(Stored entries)
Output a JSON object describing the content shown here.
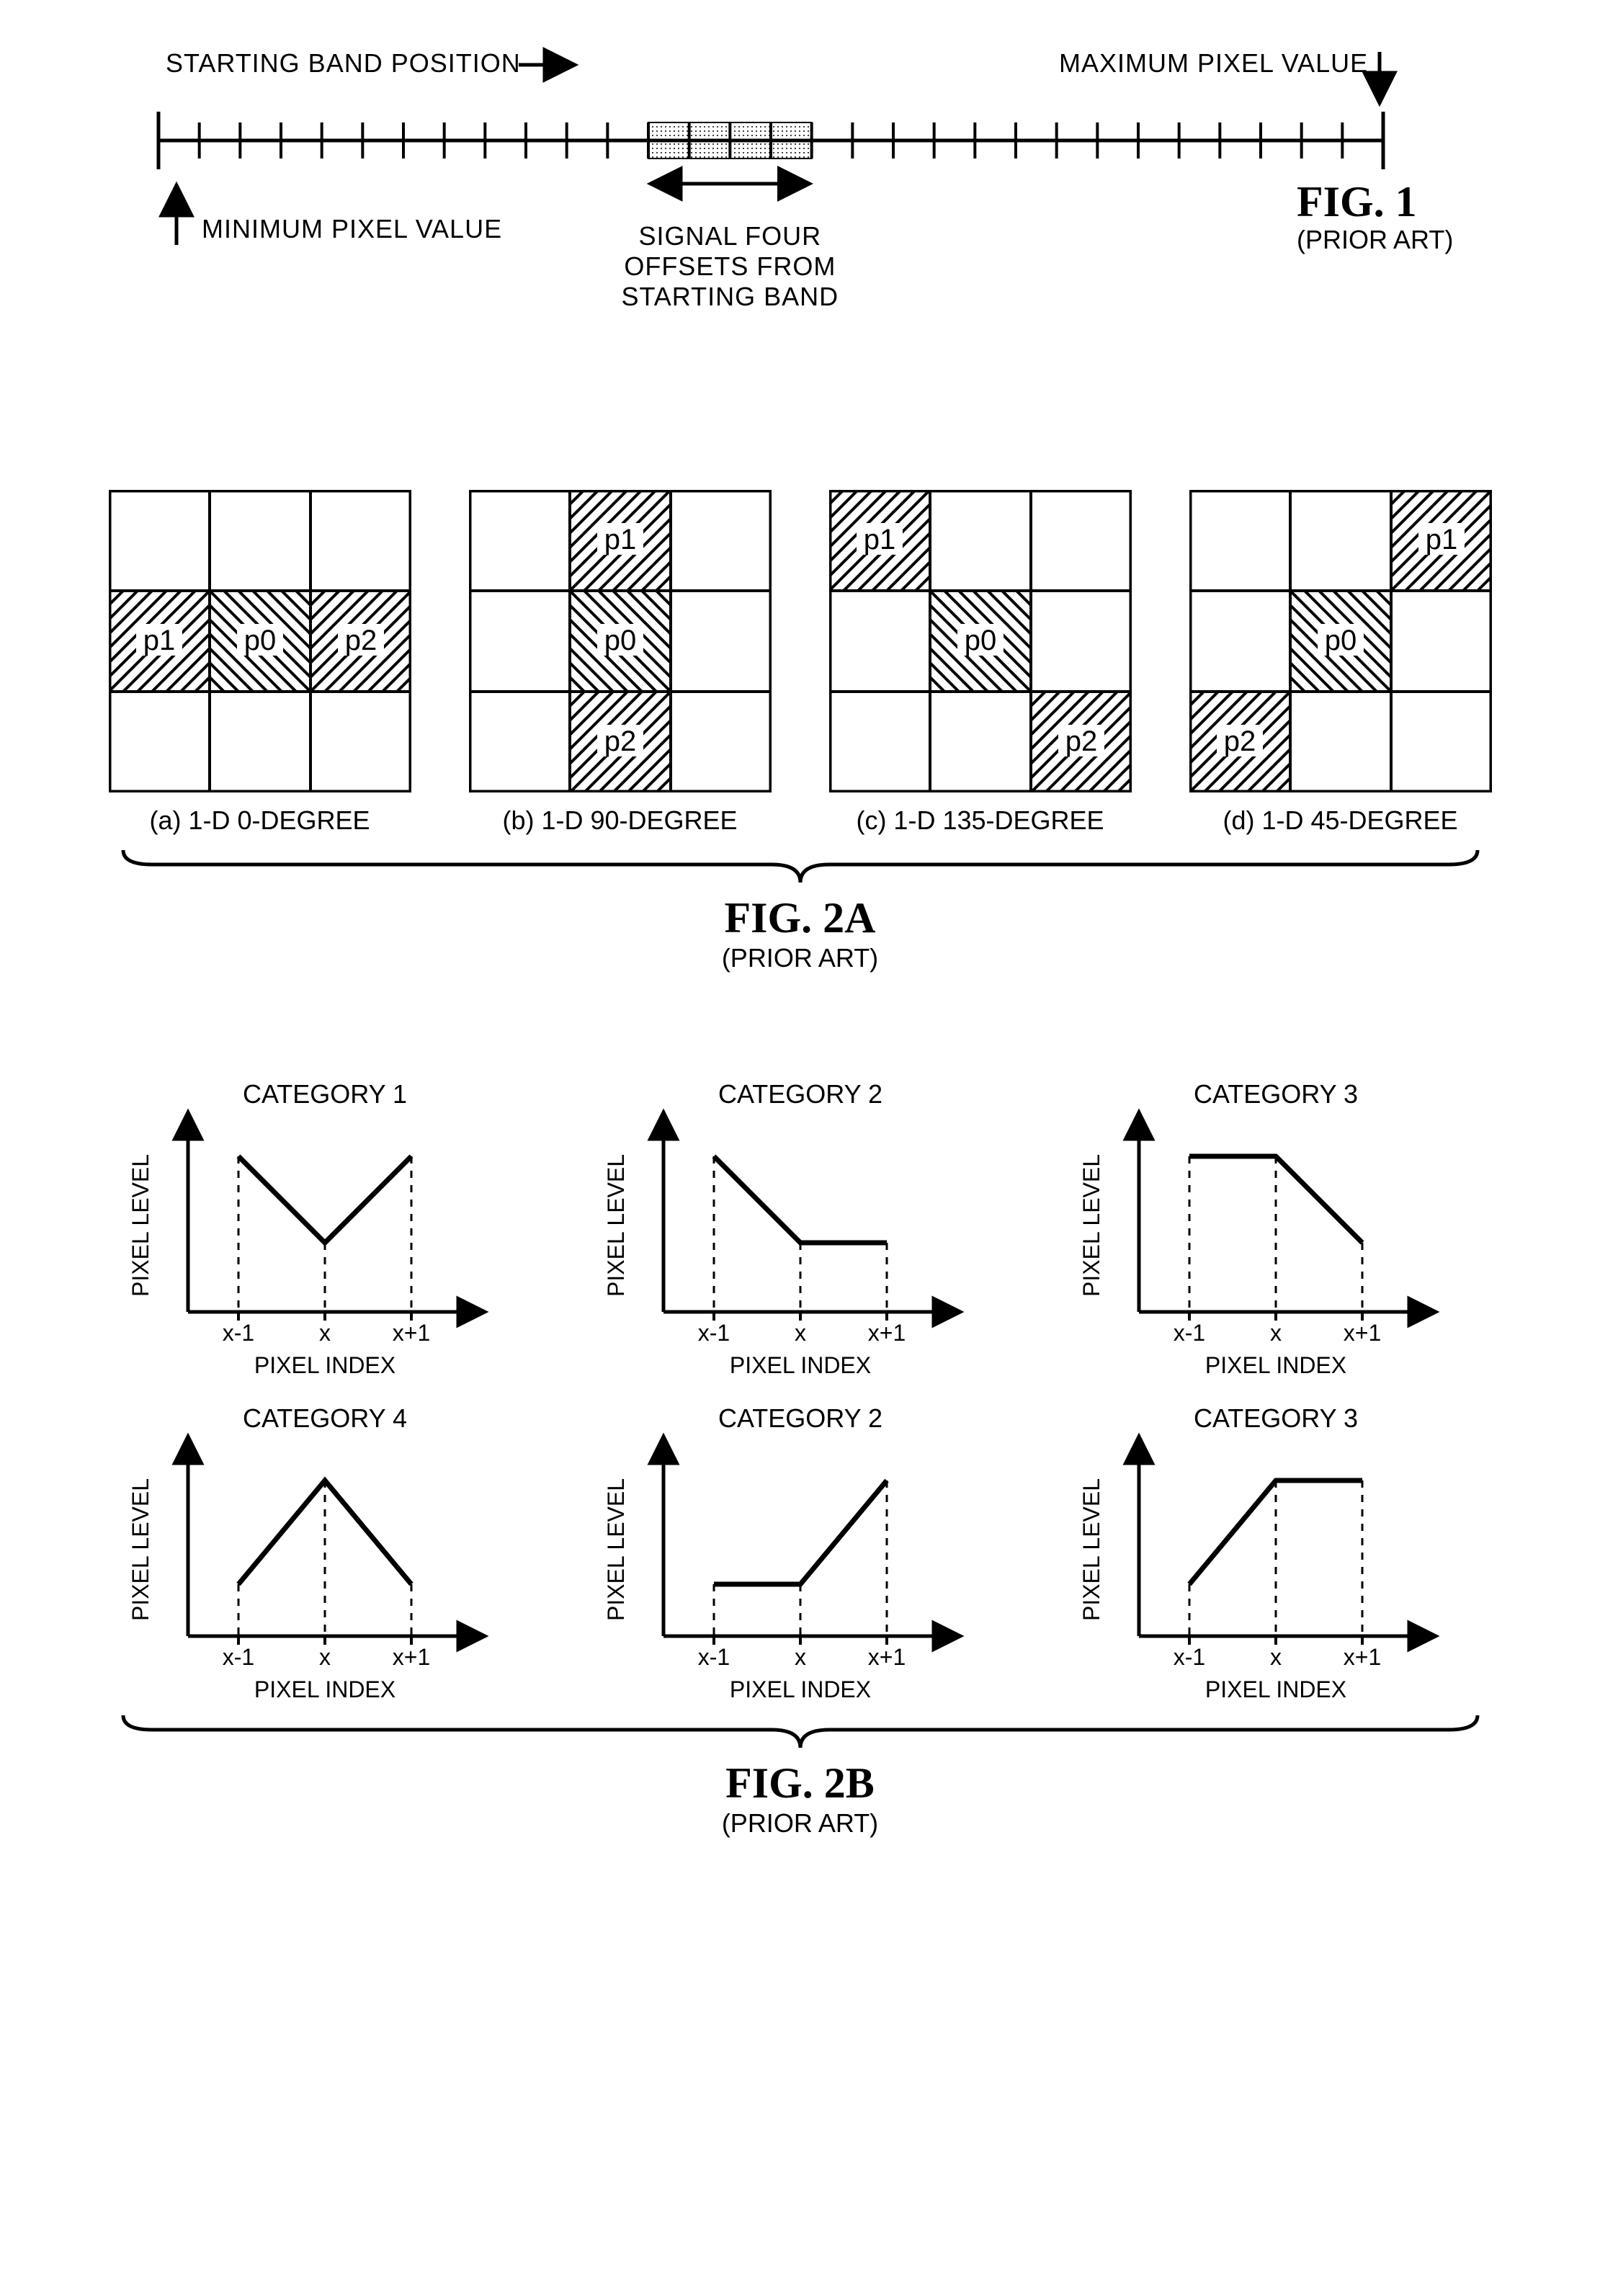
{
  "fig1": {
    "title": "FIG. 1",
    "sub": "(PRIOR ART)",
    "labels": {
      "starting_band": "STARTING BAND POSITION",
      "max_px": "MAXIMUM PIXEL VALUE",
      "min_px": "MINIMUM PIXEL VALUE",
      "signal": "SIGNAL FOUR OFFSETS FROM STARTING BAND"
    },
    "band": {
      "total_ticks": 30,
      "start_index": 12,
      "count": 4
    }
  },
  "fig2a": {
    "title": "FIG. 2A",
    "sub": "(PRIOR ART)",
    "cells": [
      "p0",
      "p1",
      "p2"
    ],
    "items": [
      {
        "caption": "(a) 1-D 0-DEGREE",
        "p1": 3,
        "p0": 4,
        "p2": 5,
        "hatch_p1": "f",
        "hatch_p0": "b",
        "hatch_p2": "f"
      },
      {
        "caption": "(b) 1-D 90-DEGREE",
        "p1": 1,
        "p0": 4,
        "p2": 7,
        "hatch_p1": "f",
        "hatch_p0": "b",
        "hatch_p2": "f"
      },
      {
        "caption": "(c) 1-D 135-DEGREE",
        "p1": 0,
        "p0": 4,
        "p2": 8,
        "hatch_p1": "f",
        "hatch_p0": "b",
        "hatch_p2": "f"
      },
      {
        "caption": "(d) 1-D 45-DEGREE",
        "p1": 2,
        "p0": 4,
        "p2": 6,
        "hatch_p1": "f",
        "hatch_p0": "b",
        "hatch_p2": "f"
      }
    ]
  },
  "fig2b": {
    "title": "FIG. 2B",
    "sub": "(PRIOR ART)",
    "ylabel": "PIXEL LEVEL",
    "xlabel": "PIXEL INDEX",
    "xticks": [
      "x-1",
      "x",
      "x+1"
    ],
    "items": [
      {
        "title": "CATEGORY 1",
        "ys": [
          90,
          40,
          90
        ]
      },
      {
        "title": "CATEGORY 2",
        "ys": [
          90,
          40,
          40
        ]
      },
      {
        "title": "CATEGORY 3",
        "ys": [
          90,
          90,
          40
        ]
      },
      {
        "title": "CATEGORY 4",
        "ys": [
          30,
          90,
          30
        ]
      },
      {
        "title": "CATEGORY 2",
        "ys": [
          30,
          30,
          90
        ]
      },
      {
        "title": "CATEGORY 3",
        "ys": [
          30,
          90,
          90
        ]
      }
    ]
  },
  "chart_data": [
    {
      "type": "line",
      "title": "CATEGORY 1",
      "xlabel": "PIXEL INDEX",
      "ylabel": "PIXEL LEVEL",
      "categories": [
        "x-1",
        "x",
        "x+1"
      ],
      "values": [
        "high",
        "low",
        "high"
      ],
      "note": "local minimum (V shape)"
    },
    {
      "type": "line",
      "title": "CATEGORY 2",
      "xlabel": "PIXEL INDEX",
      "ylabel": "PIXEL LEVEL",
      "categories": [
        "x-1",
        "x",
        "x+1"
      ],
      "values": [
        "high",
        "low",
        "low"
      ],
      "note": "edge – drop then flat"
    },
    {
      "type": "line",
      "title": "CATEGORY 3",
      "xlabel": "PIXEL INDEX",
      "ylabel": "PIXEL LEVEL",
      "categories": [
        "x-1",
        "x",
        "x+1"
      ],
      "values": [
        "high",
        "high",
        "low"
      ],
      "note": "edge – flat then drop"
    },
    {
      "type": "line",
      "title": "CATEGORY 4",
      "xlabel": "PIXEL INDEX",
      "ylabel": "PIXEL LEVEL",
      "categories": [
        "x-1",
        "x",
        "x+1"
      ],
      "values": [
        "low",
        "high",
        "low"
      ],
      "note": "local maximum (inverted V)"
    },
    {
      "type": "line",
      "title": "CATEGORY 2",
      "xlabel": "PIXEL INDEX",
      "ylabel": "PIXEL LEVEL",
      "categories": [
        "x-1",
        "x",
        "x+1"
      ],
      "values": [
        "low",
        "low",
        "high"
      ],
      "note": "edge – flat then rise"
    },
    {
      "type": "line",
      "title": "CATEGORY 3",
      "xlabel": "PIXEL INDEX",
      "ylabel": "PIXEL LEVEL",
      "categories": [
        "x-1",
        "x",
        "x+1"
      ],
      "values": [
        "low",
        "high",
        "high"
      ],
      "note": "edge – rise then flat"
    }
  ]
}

• _Stated task_:
Identify lines with the string "rise". Copy each one.

• _Output of the task_:
      "note": "edge – flat then rise"
      "note": "edge – rise then flat"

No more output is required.